--- START INPUT MATERIAL ---
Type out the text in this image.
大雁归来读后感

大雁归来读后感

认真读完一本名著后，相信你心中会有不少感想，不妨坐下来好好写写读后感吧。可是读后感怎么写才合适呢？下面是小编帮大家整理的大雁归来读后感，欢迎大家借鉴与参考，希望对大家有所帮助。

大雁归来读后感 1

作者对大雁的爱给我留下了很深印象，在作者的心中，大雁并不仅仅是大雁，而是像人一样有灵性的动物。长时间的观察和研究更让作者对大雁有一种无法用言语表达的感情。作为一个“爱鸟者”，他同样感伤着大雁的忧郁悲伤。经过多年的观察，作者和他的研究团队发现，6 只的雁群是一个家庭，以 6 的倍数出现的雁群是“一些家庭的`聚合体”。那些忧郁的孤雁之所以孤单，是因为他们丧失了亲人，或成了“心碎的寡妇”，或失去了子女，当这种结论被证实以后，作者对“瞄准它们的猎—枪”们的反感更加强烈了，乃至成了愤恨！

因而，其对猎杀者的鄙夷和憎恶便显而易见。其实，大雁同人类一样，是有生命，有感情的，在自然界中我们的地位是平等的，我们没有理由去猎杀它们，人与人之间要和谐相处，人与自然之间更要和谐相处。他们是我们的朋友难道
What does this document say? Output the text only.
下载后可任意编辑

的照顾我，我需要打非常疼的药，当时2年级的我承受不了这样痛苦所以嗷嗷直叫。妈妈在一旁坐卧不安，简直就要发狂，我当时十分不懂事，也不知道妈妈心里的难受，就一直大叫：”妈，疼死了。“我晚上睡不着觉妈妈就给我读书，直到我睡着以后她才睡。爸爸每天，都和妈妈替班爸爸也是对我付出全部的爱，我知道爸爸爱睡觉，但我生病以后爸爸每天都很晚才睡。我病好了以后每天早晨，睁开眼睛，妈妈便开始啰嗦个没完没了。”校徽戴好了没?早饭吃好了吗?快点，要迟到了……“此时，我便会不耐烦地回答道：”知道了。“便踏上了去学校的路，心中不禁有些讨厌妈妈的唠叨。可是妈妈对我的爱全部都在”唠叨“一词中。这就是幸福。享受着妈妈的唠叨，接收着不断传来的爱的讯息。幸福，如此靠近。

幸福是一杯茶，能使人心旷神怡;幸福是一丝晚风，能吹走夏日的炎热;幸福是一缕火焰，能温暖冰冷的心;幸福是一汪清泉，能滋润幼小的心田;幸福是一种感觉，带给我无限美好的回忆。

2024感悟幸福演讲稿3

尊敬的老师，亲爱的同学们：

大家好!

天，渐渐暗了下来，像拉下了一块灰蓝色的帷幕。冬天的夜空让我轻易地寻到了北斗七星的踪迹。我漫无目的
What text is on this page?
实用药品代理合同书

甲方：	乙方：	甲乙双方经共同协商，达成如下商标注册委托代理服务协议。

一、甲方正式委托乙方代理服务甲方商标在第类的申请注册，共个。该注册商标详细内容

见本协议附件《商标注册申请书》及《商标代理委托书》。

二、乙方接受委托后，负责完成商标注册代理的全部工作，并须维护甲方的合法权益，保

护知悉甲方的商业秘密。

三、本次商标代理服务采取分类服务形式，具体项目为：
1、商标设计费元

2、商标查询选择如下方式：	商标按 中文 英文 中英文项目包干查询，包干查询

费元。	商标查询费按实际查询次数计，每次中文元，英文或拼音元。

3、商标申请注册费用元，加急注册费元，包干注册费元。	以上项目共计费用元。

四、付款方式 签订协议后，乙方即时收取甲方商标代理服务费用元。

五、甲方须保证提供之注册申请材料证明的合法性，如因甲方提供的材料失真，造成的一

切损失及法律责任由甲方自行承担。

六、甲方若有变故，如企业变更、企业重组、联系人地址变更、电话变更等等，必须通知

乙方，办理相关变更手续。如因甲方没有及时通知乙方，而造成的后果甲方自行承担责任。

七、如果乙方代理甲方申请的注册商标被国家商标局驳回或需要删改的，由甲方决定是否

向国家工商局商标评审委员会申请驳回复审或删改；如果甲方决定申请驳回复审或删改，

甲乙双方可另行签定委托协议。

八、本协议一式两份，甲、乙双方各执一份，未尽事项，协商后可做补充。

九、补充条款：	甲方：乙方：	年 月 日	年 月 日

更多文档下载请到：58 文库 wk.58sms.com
--- END INPUT MATERIAL ---
[WORK TO BE COMPLETED]:
Quote the data above in full, changing nothing.

[TASK ANSWER]:
Type out the text in this image.
大雁归来读后感

大雁归来读后感

认真读完一本名著后，相信你心中会有不少感想，不妨坐下来好好写写读后感吧。可是读后感怎么写才合适呢？下面是小编帮大家整理的大雁归来读后感，欢迎大家借鉴与参考，希望对大家有所帮助。

大雁归来读后感 1

作者对大雁的爱给我留下了很深印象，在作者的心中，大雁并不仅仅是大雁，而是像人一样有灵性的动物。长时间的观察和研究更让作者对大雁有一种无法用言语表达的感情。作为一个“爱鸟者”，他同样感伤着大雁的忧郁悲伤。经过多年的观察，作者和他的研究团队发现，6 只的雁群是一个家庭，以 6 的倍数出现的雁群是“一些家庭的`聚合体”。那些忧郁的孤雁之所以孤单，是因为他们丧失了亲人，或成了“心碎的寡妇”，或失去了子女，当这种结论被证实以后，作者对“瞄准它们的猎—枪”们的反感更加强烈了，乃至成了愤恨！

因而，其对猎杀者的鄙夷和憎恶便显而易见。其实，大雁同人类一样，是有生命，有感情的，在自然界中我们的地位是平等的，我们没有理由去猎杀它们，人与人之间要和谐相处，人与自然之间更要和谐相处。他们是我们的朋友难道
What does this document say? Output the text only.
下载后可任意编辑

的照顾我，我需要打非常疼的药，当时2年级的我承受不了这样痛苦所以嗷嗷直叫。妈妈在一旁坐卧不安，简直就要发狂，我当时十分不懂事，也不知道妈妈心里的难受，就一直大叫：”妈，疼死了。“我晚上睡不着觉妈妈就给我读书，直到我睡着以后她才睡。爸爸每天，都和妈妈替班爸爸也是对我付出全部的爱，我知道爸爸爱睡觉，但我生病以后爸爸每天都很晚才睡。我病好了以后每天早晨，睁开眼睛，妈妈便开始啰嗦个没完没了。”校徽戴好了没?早饭吃好了吗?快点，要迟到了……“此时，我便会不耐烦地回答道：”知道了。“便踏上了去学校的路，心中不禁有些讨厌妈妈的唠叨。可是妈妈对我的爱全部都在”唠叨“一词中。这就是幸福。享受着妈妈的唠叨，接收着不断传来的爱的讯息。幸福，如此靠近。

幸福是一杯茶，能使人心旷神怡;幸福是一丝晚风，能吹走夏日的炎热;幸福是一缕火焰，能温暖冰冷的心;幸福是一汪清泉，能滋润幼小的心田;幸福是一种感觉，带给我无限美好的回忆。

2024感悟幸福演讲稿3

尊敬的老师，亲爱的同学们：

大家好!

天，渐渐暗了下来，像拉下了一块灰蓝色的帷幕。冬天的夜空让我轻易地寻到了北斗七星的踪迹。我漫无目的
What text is on this page?
实用药品代理合同书

甲方：	乙方：	甲乙双方经共同协商，达成如下商标注册委托代理服务协议。

一、甲方正式委托乙方代理服务甲方商标在第类的申请注册，共个。该注册商标详细内容

见本协议附件《商标注册申请书》及《商标代理委托书》。

二、乙方接受委托后，负责完成商标注册代理的全部工作，并须维护甲方的合法权益，保

护知悉甲方的商业秘密。

三、本次商标代理服务采取分类服务形式，具体项目为：
1、商标设计费元

2、商标查询选择如下方式：	商标按 中文 英文 中英文项目包干查询，包干查询

费元。	商标查询费按实际查询次数计，每次中文元，英文或拼音元。

3、商标申请注册费用元，加急注册费元，包干注册费元。	以上项目共计费用元。

四、付款方式 签订协议后，乙方即时收取甲方商标代理服务费用元。

五、甲方须保证提供之注册申请材料证明的合法性，如因甲方提供的材料失真，造成的一

切损失及法律责任由甲方自行承担。

六、甲方若有变故，如企业变更、企业重组、联系人地址变更、电话变更等等，必须通知

乙方，办理相关变更手续。如因甲方没有及时通知乙方，而造成的后果甲方自行承担责任。

七、如果乙方代理甲方申请的注册商标被国家商标局驳回或需要删改的，由甲方决定是否

向国家工商局商标评审委员会申请驳回复审或删改；如果甲方决定申请驳回复审或删改，

甲乙双方可另行签定委托协议。

八、本协议一式两份，甲、乙双方各执一份，未尽事项，协商后可做补充。

九、补充条款：	甲方：乙方：	年 月 日	年 月 日

更多文档下载请到：58 文库 wk.58sms.com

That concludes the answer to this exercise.